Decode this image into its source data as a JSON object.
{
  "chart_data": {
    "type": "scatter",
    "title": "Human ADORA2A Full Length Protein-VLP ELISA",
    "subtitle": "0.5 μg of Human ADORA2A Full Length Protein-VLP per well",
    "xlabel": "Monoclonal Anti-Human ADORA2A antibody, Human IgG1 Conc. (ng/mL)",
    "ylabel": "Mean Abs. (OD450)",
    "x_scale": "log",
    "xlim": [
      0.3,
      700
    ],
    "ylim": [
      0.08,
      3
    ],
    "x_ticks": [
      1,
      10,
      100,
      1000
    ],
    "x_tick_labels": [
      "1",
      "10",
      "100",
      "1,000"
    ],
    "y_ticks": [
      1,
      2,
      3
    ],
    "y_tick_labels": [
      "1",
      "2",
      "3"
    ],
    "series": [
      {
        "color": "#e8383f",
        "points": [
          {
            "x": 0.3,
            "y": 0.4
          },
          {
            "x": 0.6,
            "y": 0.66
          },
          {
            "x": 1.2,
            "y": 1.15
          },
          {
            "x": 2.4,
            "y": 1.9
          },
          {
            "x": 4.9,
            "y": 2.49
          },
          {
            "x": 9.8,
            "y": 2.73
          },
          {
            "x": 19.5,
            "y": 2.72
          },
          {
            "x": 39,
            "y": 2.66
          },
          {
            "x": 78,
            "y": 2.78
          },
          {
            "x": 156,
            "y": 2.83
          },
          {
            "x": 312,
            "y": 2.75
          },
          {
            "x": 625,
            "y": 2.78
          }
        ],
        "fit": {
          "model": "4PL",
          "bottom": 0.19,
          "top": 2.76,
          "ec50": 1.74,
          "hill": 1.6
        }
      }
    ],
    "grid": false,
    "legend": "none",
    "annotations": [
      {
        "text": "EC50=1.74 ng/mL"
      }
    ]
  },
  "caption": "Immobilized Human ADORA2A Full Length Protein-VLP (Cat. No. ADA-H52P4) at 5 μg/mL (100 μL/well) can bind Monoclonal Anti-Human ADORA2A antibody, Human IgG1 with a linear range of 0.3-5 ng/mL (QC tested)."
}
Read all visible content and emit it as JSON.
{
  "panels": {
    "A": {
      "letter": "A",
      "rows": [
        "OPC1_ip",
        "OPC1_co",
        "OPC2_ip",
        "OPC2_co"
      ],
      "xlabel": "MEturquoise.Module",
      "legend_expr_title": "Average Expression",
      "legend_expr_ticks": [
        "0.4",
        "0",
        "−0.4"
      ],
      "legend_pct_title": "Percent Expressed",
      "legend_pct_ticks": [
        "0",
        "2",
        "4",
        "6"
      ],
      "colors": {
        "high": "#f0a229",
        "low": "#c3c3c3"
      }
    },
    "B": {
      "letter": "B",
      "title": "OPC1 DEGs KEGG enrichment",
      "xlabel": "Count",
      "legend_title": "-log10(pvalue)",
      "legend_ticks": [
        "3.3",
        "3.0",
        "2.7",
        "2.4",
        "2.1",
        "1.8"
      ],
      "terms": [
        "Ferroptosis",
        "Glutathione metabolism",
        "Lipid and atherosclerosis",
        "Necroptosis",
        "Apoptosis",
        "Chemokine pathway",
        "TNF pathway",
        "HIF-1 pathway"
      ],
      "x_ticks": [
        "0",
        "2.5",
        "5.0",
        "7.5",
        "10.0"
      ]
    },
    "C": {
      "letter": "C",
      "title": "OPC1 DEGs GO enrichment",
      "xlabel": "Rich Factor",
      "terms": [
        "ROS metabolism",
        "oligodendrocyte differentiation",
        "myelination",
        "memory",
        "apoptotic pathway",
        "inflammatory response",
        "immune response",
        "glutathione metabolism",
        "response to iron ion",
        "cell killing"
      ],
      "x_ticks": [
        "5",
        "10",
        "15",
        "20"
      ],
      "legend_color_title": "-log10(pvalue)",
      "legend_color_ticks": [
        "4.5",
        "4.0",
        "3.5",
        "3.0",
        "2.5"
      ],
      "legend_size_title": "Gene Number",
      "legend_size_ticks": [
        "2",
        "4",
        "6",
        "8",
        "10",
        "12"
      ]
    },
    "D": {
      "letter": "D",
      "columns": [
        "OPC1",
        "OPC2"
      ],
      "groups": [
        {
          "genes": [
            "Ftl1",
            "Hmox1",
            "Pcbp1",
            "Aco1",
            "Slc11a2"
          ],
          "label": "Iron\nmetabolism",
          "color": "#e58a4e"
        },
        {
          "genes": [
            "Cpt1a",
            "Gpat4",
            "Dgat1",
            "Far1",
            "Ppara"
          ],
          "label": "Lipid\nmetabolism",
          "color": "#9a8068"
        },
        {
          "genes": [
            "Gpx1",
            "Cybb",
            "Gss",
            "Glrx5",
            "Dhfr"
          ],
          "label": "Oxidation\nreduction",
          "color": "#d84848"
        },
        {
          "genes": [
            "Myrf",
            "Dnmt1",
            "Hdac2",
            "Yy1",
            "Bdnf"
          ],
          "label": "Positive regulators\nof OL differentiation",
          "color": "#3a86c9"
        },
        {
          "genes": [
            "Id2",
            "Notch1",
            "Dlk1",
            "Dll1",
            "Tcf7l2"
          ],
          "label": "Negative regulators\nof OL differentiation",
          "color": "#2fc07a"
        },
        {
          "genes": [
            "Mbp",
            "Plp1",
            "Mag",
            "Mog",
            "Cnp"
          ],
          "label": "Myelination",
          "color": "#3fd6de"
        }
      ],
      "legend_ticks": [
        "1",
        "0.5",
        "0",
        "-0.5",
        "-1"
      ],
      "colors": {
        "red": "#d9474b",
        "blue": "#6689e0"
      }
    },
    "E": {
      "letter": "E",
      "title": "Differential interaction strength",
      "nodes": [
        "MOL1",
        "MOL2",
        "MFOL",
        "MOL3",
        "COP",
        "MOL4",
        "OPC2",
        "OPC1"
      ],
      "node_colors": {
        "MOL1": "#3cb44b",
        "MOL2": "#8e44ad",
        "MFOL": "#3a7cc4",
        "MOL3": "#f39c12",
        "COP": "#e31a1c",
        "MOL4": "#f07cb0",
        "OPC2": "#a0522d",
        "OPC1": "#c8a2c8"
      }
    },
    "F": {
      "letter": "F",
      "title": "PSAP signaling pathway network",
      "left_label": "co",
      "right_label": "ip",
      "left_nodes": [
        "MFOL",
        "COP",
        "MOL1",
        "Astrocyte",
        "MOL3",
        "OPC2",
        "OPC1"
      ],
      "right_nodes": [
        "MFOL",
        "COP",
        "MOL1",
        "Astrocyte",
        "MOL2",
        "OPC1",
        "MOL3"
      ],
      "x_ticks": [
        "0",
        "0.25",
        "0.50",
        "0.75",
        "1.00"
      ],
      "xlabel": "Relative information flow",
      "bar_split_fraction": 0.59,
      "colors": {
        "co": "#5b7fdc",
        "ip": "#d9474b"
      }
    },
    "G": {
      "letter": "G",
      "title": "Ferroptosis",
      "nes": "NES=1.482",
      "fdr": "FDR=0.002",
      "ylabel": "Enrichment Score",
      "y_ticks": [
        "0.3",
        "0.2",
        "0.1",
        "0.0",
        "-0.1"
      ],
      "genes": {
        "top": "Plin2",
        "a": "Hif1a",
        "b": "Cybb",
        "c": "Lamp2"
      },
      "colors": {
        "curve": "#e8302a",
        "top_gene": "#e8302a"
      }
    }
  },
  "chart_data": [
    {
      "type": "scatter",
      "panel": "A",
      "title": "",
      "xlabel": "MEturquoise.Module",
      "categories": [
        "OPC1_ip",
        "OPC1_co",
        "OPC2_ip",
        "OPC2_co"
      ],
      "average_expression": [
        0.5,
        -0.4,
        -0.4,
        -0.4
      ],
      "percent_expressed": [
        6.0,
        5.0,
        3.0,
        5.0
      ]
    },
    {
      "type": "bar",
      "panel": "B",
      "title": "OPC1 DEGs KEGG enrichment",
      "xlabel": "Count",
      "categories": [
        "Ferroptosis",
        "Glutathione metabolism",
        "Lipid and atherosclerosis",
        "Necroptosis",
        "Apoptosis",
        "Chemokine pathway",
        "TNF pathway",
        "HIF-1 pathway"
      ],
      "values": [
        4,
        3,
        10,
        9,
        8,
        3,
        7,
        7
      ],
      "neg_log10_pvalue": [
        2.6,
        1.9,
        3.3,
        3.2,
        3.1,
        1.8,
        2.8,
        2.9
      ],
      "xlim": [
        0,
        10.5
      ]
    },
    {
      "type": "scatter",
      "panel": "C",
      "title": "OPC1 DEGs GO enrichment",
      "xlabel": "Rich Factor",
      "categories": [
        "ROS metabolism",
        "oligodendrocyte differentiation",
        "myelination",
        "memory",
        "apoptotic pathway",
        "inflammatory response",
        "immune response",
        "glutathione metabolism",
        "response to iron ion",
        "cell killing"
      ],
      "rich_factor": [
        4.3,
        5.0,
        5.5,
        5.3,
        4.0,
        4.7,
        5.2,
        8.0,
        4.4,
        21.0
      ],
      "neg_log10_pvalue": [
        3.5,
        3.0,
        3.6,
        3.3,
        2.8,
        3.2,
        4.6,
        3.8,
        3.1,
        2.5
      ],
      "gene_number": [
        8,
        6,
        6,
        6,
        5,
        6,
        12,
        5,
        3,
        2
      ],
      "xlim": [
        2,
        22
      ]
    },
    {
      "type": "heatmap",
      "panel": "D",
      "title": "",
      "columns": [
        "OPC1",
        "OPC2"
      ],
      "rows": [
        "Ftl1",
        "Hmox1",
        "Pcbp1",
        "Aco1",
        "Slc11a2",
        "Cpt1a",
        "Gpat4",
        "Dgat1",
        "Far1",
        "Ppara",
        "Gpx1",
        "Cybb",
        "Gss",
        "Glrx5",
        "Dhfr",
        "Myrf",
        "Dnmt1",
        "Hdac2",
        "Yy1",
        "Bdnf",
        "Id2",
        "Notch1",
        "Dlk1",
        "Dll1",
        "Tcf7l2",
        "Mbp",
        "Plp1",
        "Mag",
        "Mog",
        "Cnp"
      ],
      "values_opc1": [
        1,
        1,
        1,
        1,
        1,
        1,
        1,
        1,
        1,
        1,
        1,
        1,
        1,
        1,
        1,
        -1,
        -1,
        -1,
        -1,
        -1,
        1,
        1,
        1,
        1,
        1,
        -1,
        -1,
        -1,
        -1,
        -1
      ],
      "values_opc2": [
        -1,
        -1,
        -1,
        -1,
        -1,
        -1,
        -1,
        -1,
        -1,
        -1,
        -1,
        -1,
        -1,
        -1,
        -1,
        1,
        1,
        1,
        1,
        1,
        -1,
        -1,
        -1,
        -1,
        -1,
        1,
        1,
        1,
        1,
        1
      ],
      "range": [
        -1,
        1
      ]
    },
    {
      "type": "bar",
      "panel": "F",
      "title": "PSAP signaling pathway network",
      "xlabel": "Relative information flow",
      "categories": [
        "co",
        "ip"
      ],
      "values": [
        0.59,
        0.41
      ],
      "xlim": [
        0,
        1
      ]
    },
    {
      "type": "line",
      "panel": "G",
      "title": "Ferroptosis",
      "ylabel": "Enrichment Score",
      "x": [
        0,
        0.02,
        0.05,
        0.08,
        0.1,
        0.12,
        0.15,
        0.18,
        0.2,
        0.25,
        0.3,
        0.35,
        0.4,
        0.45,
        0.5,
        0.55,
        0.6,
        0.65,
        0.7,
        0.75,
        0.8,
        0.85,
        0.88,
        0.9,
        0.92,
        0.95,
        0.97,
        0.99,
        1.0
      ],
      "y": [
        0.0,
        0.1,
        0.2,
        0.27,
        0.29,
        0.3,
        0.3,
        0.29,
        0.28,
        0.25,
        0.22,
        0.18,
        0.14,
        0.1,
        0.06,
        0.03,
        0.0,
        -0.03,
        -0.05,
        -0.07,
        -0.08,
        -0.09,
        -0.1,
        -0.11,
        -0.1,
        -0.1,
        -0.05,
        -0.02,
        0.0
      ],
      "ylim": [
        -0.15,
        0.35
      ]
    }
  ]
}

◆ ◆ ◆ ◆

■ Task ■
Gather each line from the entries above that includes the word "JSON".

■ Exercise answer ■
Decode this image into its source data as a JSON object.
Read all visible content and emit it as JSON.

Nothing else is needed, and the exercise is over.